Reading passage:
►
Should Wall Street Banks Own (Hoard) Oil and Metal? Sherrod Brown Drills Down This Tuesday

By Pam Martens: July 22, 2013

Barbara Hagenbaugh, a former economics reporter for USA Today, now spokesperson for the Federal Reserve, sent an Arctic chill through the sweltering heat of Wall Street on Friday with this one liner:  “The Federal Reserve regularly monitors the commodity activities of supervised firms and is reviewing the 2003 determination that certain commodity activities are complementary to financial activities and thus permissible for bank holding companies.”

The unexpected statement from the Fed came just two business days before Senator Sherrod Brown will drop a few more bombshells in the direction of Broad and Wall. Brown chairs the Senate Banking Subcommittee on Financial Institutions and Consumer Protection, which will hold a hearing tomorrow titled: “Examining Financial Holding Companies: Should Banks Control Power Plants, Warehouses, and Oil Refineries?” Does that question even have to be asked given the 2008 to 2010 taxpayer bailout of these banks?

Don’t feel badly if you thought banks weren’t allowed to own commercial businesses; much of the investing public and Congress will be flabbergasted to learn what’s been going on behind their backs for the past nine years – all courtesy of the Federal Reserve’s inability to say “no” to Wall Street.
◄
Questions on the material:
A. In the article on Wall Street banks and commodities, which Senate subcommittee does Sherrod Brown chair?
B. Rewrite the article on Wall Street banks and commodities from "The unexpected statement" to "of these banks?", switching "hearing" to "session".

[Bounding box prediction data]
►
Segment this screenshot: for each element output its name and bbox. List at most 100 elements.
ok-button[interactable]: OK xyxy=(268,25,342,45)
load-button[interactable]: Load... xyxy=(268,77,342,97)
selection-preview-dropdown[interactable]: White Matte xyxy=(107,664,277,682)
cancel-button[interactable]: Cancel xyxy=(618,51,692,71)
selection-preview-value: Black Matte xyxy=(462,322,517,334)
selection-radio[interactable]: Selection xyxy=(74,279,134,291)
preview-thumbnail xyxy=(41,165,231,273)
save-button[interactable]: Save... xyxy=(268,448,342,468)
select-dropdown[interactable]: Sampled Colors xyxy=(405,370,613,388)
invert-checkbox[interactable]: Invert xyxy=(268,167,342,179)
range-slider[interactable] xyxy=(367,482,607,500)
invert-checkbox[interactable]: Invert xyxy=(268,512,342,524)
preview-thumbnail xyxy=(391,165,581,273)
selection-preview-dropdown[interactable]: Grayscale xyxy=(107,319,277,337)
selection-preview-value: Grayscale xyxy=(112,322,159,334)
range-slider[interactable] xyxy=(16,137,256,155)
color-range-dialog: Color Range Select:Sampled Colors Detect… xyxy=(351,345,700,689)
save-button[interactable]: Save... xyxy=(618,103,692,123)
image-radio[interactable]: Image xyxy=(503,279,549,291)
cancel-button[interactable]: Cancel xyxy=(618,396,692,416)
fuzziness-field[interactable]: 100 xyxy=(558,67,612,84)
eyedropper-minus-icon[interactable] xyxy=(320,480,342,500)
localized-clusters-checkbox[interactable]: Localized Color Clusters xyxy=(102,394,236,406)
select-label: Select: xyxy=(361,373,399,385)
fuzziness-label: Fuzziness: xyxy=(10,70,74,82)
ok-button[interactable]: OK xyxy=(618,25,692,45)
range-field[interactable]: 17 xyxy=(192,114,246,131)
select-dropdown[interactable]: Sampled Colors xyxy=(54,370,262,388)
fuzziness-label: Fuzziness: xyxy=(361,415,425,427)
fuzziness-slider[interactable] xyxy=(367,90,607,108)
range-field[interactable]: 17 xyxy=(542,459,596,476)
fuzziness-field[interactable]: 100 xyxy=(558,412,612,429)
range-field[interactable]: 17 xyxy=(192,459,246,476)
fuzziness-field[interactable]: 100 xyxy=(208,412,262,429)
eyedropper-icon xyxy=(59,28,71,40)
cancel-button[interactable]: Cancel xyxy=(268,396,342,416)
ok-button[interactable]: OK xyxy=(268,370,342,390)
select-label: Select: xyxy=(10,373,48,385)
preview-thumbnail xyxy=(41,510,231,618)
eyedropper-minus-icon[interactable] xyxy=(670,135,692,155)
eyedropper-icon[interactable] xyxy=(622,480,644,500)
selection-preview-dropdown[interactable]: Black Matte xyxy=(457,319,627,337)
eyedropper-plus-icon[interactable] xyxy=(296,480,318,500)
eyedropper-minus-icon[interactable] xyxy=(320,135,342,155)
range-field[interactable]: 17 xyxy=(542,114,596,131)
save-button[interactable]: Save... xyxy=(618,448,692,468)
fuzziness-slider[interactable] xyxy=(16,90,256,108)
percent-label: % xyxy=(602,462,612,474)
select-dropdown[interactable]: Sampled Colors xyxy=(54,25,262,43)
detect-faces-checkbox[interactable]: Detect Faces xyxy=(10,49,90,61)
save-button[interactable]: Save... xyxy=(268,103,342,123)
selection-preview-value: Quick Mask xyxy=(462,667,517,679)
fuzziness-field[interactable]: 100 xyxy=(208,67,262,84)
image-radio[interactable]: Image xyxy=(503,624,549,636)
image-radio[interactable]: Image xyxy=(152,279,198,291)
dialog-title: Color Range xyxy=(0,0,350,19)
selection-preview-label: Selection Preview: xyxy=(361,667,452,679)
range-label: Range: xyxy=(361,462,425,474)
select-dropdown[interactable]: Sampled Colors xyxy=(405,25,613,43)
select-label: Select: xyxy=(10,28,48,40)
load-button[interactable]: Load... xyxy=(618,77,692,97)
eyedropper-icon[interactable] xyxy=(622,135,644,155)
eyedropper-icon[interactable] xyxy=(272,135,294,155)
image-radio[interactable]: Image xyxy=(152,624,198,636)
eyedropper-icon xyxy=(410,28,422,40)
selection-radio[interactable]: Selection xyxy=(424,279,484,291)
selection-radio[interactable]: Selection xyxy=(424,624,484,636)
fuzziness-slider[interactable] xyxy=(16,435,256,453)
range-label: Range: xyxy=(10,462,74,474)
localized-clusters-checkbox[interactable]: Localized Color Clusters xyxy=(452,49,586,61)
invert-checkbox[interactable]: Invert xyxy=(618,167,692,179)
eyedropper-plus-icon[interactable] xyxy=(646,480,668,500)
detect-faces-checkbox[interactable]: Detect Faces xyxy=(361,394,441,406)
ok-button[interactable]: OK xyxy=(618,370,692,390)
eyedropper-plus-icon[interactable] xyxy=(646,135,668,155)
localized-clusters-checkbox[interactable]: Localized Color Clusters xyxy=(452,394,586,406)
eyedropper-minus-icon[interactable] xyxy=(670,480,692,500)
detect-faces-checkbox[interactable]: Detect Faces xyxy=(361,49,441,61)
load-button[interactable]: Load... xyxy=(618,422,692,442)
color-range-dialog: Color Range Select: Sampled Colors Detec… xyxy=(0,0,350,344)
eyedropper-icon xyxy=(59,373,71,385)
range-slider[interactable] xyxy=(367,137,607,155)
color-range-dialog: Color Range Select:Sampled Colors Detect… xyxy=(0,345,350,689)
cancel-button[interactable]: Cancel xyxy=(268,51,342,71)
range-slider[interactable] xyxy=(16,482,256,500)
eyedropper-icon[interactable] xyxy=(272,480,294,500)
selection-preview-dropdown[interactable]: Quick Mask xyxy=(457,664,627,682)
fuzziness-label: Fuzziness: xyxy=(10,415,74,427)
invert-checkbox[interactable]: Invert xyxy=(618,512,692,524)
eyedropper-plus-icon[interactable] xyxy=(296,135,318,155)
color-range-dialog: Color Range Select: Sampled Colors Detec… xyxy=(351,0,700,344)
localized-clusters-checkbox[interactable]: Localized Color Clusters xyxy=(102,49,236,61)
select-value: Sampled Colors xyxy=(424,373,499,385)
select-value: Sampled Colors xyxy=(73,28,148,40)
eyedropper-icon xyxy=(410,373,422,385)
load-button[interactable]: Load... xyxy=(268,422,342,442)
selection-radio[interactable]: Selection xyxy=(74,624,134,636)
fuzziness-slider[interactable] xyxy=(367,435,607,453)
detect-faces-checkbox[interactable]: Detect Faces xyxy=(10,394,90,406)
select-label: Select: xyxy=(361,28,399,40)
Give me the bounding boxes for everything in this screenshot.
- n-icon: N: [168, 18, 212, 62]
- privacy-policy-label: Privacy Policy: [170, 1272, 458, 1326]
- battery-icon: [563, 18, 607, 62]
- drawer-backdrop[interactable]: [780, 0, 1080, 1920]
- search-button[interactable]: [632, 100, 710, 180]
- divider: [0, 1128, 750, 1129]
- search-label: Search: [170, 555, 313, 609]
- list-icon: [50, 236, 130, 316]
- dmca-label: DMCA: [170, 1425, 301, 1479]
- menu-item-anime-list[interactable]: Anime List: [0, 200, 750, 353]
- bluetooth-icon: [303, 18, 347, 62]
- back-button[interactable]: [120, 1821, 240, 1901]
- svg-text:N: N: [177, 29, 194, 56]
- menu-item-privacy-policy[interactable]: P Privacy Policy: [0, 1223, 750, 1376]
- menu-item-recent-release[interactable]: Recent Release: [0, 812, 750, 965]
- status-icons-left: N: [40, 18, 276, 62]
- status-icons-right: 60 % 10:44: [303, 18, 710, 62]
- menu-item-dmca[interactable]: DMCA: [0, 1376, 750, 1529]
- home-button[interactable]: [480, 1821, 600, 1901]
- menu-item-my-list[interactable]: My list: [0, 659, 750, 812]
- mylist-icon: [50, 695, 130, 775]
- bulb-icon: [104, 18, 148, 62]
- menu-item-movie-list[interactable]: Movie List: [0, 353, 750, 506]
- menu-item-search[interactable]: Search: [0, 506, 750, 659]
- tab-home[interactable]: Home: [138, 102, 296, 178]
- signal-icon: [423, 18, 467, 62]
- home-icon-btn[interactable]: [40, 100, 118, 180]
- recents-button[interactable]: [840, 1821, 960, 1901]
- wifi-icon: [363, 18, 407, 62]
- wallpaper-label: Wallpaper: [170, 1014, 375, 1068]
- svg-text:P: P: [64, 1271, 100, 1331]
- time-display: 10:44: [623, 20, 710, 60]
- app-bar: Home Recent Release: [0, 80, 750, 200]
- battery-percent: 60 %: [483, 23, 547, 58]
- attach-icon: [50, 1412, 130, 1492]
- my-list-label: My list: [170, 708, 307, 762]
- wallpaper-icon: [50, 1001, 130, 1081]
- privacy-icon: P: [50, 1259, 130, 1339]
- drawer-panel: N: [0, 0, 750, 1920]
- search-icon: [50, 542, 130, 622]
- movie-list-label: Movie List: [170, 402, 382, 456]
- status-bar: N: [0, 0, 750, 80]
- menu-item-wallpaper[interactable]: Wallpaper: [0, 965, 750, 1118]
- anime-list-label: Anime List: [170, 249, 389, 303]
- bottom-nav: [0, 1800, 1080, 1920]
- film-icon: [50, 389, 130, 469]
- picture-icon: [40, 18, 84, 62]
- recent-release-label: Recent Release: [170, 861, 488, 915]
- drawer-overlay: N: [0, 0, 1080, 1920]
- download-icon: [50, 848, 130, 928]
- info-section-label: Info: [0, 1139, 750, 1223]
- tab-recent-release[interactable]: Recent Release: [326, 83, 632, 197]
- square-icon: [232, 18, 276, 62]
◄
Answers:
A. He chairs the Senate Banking Subcommittee on Financial Institutions and Consumer Protection.

B.
The unexpected statement from the Fed came just two business days before Senator Sherrod Brown will drop a few more bombshells in the direction of Broad and Wall. Brown chairs the Senate Banking Subcommittee on Financial Institutions and Consumer Protection, which will hold a session tomorrow titled: “Examining Financial Holding Companies: Should Banks Control Power Plants, Warehouses, and Oil Refineries?” Does that question even have to be asked given the 2008 to 2010 taxpayer bailout of these banks?